Excerpts from a layout annotation set:

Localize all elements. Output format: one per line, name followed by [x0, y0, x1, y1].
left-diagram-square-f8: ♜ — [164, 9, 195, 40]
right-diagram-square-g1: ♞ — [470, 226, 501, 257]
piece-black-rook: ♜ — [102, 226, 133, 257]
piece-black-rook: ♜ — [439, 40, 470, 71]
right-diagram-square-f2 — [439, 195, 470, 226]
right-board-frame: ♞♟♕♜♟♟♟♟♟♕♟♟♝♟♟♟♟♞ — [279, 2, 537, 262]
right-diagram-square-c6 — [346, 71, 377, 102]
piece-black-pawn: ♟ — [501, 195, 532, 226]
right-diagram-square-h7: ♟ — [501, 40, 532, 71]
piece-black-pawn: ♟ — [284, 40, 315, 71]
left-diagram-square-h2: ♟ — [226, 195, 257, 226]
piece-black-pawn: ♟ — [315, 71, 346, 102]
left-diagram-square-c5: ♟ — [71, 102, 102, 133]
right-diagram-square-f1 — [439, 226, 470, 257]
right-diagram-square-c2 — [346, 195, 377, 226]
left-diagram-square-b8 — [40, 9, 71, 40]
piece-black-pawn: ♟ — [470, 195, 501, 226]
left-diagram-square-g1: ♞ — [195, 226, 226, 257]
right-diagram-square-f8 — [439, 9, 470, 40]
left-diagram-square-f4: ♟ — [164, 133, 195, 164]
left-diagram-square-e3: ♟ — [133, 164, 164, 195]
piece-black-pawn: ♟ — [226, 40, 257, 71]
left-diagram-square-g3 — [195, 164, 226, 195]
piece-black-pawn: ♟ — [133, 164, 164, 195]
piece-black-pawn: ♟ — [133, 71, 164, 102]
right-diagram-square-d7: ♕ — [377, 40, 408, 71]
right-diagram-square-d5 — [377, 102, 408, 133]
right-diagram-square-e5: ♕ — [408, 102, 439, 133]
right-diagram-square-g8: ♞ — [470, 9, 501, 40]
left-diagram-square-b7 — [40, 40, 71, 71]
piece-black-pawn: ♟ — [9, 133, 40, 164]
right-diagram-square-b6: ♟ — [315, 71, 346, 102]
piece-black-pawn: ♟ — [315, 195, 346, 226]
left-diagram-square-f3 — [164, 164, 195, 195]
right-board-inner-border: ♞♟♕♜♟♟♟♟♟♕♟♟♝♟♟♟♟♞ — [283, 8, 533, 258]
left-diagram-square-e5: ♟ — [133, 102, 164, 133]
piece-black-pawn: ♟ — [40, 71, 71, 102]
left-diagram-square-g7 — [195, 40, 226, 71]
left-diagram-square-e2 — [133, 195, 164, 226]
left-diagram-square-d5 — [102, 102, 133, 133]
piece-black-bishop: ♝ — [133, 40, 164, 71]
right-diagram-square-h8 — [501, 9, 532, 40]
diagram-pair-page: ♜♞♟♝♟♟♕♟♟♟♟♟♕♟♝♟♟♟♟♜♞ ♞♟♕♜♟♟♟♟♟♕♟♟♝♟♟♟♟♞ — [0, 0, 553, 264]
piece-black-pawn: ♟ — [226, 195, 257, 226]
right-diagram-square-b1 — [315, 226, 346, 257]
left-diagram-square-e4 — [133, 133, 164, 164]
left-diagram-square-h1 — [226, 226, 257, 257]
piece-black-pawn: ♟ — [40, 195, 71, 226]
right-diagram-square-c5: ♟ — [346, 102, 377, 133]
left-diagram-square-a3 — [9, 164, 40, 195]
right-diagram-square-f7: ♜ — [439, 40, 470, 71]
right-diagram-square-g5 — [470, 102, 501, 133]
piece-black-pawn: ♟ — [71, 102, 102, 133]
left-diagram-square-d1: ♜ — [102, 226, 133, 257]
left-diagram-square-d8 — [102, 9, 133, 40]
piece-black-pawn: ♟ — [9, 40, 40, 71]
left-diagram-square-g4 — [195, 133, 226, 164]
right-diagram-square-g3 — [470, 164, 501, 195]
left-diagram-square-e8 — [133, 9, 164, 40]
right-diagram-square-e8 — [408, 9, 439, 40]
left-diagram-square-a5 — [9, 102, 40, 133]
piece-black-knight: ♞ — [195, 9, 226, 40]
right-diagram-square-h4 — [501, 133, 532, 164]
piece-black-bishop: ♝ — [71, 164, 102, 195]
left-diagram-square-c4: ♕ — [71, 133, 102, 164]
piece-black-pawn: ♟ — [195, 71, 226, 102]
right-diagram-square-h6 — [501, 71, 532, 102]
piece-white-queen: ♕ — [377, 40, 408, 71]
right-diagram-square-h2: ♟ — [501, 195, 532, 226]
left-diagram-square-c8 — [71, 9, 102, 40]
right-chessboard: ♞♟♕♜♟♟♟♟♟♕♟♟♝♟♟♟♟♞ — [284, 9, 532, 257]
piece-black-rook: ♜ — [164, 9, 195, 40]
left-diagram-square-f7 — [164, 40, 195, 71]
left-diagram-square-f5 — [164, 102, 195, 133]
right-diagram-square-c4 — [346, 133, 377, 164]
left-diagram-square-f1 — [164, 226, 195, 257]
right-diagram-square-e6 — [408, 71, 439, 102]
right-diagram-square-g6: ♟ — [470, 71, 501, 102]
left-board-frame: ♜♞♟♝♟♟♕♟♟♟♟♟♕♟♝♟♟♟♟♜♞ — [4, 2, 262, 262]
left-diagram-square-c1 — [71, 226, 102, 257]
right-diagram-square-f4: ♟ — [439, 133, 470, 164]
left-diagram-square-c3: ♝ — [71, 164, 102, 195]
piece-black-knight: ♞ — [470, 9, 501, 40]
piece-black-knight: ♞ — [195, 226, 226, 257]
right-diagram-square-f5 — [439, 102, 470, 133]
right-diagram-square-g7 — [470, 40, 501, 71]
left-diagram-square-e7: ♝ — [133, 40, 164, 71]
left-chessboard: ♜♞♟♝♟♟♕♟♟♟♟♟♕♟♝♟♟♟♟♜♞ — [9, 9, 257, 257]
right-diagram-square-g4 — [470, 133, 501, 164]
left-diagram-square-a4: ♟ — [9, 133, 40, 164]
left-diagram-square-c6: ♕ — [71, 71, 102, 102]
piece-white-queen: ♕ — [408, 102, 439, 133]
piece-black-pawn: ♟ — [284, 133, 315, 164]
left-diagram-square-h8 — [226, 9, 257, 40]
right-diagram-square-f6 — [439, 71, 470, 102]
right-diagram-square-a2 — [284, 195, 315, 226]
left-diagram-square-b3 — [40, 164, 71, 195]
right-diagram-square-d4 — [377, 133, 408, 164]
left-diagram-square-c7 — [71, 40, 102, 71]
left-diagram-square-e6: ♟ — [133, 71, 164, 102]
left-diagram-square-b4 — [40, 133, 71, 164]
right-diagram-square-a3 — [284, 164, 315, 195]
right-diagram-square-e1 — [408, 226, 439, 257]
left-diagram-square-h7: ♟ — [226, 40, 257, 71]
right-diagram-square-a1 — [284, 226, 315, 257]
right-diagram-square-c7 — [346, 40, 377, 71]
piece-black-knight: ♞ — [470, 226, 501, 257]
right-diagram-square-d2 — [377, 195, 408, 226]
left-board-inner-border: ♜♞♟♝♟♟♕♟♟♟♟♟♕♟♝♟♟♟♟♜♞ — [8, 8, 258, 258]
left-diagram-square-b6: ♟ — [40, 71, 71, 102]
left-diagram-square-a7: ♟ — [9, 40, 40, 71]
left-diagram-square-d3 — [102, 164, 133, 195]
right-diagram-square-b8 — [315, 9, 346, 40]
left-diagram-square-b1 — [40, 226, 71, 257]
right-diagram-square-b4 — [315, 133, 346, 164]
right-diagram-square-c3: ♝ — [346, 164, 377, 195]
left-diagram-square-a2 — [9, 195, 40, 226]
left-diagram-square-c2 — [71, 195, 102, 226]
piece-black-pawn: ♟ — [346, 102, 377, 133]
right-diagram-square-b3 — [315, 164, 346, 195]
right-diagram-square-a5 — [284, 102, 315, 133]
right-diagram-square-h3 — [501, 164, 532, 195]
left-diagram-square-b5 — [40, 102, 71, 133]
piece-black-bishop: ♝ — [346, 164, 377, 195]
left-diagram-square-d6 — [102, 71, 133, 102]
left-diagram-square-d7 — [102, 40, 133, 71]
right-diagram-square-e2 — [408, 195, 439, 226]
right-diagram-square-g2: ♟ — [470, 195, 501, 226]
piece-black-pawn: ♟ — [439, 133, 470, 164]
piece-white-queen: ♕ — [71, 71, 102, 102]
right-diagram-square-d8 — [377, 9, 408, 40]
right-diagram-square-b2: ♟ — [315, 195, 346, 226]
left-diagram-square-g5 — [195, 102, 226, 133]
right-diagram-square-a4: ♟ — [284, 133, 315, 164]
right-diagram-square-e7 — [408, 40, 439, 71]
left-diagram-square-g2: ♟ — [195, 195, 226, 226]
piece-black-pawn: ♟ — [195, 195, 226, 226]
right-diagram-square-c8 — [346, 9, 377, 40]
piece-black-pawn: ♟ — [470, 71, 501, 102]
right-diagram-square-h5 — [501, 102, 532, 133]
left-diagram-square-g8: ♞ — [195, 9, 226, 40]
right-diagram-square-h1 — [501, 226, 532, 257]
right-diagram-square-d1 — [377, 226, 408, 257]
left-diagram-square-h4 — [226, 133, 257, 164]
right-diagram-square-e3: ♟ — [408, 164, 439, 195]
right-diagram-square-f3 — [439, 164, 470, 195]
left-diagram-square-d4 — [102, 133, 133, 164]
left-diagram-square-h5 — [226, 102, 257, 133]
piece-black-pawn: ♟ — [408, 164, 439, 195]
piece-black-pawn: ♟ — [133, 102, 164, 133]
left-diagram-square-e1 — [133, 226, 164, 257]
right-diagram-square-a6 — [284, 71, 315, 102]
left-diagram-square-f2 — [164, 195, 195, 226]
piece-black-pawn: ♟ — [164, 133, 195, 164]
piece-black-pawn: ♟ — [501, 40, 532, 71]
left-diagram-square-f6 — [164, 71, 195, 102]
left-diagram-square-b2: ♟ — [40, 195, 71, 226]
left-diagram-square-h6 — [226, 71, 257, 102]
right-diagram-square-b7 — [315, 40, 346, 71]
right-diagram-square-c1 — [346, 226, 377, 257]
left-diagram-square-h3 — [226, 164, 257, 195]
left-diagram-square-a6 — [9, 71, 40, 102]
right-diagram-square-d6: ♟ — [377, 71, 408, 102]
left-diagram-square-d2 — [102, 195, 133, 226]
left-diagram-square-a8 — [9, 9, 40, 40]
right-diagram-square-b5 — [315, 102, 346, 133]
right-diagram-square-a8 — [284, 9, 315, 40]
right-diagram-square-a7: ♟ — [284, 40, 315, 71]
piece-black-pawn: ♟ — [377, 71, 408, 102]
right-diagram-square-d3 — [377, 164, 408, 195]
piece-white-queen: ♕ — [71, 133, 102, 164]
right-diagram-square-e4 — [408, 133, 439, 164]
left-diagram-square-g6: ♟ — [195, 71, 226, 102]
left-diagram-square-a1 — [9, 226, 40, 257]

→ Written problem
Switch "piece-black-pawn" to "black-pawn-piece" in the lines from the start of the records through the line containing "left-diagram-square-g1: ♞ —", inclusive, and write out only those lines with nothing else changed.

→ Exercise output
Localize all elements. Output format: one per line, name followed by [x0, y0, x1, y1].
left-diagram-square-f8: ♜ — [164, 9, 195, 40]
right-diagram-square-g1: ♞ — [470, 226, 501, 257]
piece-black-rook: ♜ — [102, 226, 133, 257]
piece-black-rook: ♜ — [439, 40, 470, 71]
right-diagram-square-f2 — [439, 195, 470, 226]
right-board-frame: ♞♟♕♜♟♟♟♟♟♕♟♟♝♟♟♟♟♞ — [279, 2, 537, 262]
right-diagram-square-c6 — [346, 71, 377, 102]
black-pawn-piece: ♟ — [501, 195, 532, 226]
right-diagram-square-h7: ♟ — [501, 40, 532, 71]
black-pawn-piece: ♟ — [284, 40, 315, 71]
left-diagram-square-h2: ♟ — [226, 195, 257, 226]
black-pawn-piece: ♟ — [315, 71, 346, 102]
left-diagram-square-c5: ♟ — [71, 102, 102, 133]
right-diagram-square-f1 — [439, 226, 470, 257]
right-diagram-square-c2 — [346, 195, 377, 226]
left-diagram-square-b8 — [40, 9, 71, 40]
black-pawn-piece: ♟ — [470, 195, 501, 226]
left-diagram-square-g1: ♞ — [195, 226, 226, 257]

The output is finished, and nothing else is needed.